--- The task ---
Write out, word for word, the stretch of the passage on SOLID design principles from "Sound familiar? It's" through "breaking the other.".

--- Supplied passage ---
[Start of section]
Sound familiar? It's not a new story. Way back in his 2000 paper "Design Principles and Design Patterns", Robert C. Martin describes this very predicament. He warns us that without good design, our software will rot over time in the face of changing requirements the original design did not anticipate.

Rotting designs typically exhibit four main symptoms in their rigidity, fragility, immobility and viscosity.

These deficiencies emerge for a variety of different reasons; however, a few common ones include:

  • Cramming more logic and data into existing classes unrelated to the class's original responsibility.
  • Creating concrete dependencies between classes - tight coupling makes it hard to change one class without affecting or breaking the other.
  • A buildup of duplicated code occurs when the risk and effort required to make code reusable is too high, so it gets rewritten with slight variations instead of reused.

In his paper, Uncle Bob presents five object-oriented principles to help us avoid these pitfalls by creating more resilient designs that offer greater flexibility and are easier to understand and change.

Michael Feathers introduced the mnemonic acronym SOLID later, around 2004, to describe this set of valuable principles that software professionals across the globe have embraced.

This post will examine each SOLID principle using examples in TypeScript. TypeScript's versatility and common object-oriented patterns allow us to write more SOLID code in the browser, backend, or anywhere the transpiled JavaScript can run 🀘.

Single Responsibility Principle

A class should be focused on a single purpose and should have one, and only one, reason to change.

SRP is a fundamental principle experienced developers apply naturally across the spectrum from classes to microservices to ensure they focus on one and only one thing.

In the context of object-oriented programming, classes are a common area where SRP is easy to violate when we add responsibilities to them that have no business being there. We don’t want to create objects that do too much and have unrelated behavior.

Let's look at a simple example.

class Invoice {
  id!: number;
  customerId!: number;
  items!: LineItem[];

  // Get the invoice total
  get total() {
    return this.items.reduce((n, { price }) => n + price, 0);
  }

  // Adds an item to the invoice
  addItem(item: LineItem): void {
    this.items.push(item);
  }

  // Removes the specified item from the invoice
  removeItem(id: string): void {
    this.items = this.items.filter((i) => i.id != id);
  }

  /* Soft deletes the invoice in the database
   * ❌ Violates SRP
   */
  protected async delete(): Promise<QueryResult> {
    return SqlConnection.update("invoices", "set active=0 where id=?", [
      this.id,
    ]);
  }
}

The above example violates SRP. Why? The primary responsibility of the Invoice class should be encapsulating the state and behavior of an invoice and not fetching or updating data in the database.

Changes to how the system stores invoices in the database could ripple into this class, causing it to break in unpredictable ways and forcing changes that have nothing to do with its original purpose, potentially causing even more headaches.
[End of section]
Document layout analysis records
[Start of section]
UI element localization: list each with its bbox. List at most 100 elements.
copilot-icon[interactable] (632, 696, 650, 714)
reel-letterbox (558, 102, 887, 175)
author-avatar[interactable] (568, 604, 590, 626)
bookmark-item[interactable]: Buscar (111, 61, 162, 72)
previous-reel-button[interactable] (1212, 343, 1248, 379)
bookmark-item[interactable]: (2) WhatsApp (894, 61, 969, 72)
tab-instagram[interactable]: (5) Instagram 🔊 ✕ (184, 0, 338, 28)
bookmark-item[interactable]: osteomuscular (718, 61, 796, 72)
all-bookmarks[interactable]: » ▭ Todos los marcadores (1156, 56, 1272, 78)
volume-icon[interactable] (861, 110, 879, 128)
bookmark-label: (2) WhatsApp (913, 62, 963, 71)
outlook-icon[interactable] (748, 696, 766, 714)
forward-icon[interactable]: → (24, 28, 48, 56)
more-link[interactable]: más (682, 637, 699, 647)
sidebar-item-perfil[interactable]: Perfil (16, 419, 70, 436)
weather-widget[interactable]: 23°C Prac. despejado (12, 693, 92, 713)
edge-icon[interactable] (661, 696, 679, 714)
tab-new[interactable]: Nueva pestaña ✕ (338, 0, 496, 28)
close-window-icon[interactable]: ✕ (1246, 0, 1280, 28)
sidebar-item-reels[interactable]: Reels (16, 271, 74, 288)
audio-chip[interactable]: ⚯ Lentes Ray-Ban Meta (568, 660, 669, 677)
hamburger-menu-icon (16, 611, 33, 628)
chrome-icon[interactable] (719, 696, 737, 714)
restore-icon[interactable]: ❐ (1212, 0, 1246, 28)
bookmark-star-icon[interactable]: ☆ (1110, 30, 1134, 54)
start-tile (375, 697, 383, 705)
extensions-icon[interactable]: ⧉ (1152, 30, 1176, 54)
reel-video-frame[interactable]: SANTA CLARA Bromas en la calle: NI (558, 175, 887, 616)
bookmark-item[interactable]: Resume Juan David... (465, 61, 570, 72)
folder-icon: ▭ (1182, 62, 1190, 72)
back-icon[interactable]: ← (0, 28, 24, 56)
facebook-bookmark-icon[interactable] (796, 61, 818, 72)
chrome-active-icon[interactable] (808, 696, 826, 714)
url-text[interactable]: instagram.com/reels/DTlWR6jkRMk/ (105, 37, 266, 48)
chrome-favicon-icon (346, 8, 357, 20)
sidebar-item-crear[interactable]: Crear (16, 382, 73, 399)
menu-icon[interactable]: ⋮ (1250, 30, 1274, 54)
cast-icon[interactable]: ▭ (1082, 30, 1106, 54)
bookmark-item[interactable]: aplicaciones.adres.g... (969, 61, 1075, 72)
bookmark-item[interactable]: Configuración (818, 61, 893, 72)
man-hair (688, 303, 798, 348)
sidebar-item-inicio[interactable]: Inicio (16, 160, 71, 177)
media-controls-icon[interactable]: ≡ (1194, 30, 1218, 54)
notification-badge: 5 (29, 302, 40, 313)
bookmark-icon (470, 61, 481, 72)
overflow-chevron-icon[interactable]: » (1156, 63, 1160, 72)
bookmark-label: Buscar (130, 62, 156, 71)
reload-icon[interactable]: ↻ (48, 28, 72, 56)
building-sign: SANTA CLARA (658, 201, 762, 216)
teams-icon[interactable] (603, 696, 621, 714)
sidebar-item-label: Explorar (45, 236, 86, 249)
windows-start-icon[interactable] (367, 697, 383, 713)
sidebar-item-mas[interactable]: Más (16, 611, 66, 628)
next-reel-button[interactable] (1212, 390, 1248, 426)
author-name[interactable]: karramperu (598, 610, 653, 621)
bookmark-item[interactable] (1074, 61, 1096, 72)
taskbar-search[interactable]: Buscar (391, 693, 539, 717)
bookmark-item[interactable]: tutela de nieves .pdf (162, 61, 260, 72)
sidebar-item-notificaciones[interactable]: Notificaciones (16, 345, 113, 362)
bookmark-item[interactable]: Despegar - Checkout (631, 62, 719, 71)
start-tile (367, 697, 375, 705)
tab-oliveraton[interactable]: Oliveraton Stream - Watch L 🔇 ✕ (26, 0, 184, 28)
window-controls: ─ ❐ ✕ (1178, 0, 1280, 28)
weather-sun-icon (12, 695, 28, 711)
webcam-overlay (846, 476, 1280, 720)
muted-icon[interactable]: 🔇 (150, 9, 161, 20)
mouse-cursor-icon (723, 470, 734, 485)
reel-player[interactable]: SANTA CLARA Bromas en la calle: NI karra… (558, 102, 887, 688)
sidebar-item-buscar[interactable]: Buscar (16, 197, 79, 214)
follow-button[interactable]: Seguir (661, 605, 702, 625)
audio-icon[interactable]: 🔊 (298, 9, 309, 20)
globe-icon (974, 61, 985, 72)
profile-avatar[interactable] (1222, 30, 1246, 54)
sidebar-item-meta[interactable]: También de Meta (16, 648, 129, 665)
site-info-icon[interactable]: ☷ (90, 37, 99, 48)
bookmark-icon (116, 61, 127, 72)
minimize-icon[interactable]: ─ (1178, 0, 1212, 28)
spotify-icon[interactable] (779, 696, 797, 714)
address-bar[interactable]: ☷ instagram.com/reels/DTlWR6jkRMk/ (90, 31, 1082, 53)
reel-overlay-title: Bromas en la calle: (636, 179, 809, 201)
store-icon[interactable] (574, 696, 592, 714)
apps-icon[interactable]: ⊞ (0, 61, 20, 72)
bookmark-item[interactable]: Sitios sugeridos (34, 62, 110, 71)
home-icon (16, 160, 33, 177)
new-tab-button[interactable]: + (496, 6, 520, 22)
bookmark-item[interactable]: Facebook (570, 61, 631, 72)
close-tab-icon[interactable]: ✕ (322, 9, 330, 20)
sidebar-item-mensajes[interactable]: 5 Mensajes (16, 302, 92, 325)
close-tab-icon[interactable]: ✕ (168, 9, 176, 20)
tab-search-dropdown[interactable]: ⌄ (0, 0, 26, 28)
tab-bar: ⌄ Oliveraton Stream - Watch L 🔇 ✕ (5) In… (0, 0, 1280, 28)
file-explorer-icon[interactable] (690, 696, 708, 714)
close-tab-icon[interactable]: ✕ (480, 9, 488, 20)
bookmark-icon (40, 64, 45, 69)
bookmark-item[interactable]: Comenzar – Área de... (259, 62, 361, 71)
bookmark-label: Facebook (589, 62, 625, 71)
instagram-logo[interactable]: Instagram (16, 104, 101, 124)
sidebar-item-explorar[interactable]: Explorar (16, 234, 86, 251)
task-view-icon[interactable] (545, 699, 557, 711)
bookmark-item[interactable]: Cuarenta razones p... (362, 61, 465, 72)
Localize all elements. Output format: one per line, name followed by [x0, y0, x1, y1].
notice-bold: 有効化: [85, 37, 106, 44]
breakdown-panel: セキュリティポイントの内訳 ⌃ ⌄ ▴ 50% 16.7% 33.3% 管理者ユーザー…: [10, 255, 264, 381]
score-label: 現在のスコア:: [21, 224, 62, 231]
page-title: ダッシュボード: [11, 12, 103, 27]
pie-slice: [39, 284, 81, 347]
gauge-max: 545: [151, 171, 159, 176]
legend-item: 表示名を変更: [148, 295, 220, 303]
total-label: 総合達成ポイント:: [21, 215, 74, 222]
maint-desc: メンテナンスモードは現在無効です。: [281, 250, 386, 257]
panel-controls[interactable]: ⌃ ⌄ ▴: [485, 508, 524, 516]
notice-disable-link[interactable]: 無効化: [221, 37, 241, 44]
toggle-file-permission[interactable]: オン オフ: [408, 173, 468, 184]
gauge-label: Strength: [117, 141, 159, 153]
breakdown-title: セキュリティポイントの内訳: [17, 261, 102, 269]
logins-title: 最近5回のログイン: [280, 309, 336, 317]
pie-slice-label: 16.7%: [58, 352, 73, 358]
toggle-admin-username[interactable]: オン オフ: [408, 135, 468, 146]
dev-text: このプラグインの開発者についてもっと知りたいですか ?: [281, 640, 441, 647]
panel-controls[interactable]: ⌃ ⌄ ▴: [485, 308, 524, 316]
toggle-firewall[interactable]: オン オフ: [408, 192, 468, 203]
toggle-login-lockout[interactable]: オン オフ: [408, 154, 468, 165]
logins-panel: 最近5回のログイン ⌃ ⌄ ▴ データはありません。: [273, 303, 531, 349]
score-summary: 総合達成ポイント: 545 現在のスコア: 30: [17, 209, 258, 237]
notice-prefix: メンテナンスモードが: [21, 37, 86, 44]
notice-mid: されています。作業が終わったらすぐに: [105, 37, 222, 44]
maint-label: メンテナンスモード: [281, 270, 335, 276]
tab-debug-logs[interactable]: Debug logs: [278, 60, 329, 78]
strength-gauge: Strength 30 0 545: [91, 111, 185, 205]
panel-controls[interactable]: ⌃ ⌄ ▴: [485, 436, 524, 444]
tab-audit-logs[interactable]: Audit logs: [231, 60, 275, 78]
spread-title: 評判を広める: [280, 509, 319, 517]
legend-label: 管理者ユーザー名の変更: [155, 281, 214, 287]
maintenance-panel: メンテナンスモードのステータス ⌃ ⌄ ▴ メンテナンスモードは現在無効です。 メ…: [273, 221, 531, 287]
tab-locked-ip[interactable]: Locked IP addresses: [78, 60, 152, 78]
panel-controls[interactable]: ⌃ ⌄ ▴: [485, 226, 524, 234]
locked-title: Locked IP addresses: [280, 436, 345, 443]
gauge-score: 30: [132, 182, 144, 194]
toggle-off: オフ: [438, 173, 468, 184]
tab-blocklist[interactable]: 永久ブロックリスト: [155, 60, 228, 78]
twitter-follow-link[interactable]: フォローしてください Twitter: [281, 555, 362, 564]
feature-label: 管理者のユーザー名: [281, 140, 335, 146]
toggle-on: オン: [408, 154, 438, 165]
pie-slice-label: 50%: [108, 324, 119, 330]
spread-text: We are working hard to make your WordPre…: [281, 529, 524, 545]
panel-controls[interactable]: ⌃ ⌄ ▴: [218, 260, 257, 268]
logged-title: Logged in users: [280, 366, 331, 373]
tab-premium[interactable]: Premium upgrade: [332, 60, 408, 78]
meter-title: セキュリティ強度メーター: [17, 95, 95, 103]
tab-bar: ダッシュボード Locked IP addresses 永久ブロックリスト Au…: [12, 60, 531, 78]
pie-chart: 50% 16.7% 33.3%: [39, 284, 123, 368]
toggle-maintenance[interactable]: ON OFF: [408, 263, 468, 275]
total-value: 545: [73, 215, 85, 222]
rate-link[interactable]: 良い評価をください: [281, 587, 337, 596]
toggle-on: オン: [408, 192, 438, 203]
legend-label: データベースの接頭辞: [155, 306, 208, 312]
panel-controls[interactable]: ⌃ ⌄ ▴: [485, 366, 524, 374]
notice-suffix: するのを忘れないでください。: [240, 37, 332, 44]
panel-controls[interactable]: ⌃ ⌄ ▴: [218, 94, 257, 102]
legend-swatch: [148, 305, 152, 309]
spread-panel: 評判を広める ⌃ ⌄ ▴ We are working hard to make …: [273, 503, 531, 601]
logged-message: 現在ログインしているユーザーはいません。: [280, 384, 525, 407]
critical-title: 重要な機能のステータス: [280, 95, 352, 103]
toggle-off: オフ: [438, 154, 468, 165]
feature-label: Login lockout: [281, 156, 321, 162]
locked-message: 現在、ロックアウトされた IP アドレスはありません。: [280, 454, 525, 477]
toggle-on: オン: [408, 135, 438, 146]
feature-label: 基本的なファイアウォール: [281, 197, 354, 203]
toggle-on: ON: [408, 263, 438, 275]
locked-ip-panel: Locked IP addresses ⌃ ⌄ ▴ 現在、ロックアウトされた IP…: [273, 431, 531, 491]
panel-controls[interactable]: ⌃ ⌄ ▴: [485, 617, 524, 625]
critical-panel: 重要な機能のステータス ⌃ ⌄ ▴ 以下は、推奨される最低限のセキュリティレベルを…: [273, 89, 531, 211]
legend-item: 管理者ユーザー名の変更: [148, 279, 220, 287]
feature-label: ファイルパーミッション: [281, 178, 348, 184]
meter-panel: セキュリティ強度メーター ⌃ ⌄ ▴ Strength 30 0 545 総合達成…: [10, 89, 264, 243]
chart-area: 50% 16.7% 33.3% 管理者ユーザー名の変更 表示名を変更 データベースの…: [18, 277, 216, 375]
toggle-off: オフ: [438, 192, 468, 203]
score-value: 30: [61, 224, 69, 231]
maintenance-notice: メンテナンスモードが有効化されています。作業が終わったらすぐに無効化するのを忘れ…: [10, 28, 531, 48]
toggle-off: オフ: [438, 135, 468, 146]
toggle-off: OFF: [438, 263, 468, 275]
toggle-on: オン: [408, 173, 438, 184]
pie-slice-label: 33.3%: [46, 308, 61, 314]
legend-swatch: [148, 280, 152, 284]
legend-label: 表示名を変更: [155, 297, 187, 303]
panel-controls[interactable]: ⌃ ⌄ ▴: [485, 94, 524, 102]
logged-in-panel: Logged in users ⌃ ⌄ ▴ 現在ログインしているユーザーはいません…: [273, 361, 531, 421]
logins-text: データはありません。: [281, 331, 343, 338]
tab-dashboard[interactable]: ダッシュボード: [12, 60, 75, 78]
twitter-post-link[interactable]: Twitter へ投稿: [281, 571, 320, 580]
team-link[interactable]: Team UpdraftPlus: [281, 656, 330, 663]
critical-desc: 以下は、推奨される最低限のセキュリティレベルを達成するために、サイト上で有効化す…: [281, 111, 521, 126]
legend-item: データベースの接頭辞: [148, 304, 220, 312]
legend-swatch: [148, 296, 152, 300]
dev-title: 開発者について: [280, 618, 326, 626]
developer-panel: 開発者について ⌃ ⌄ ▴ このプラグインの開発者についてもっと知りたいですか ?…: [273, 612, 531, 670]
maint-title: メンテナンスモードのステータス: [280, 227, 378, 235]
[End of section]
--- Answer to this exercise ---
Sound familiar? It's not a new story. Way back in his 2000 paper "Design Principles and Design Patterns", Robert C. Martin describes this very predicament. He warns us that without good design, our software will rot over time in the face of changing requirements the original design did not anticipate.

Rotting designs typically exhibit four main symptoms in their rigidity, fragility, immobility and viscosity.

These deficiencies emerge for a variety of different reasons; however, a few common ones include:

  • Cramming more logic and data into existing classes unrelated to the class's original responsibility.
  • Creating concrete dependencies between classes - tight coupling makes it hard to change one class without affecting or breaking the other.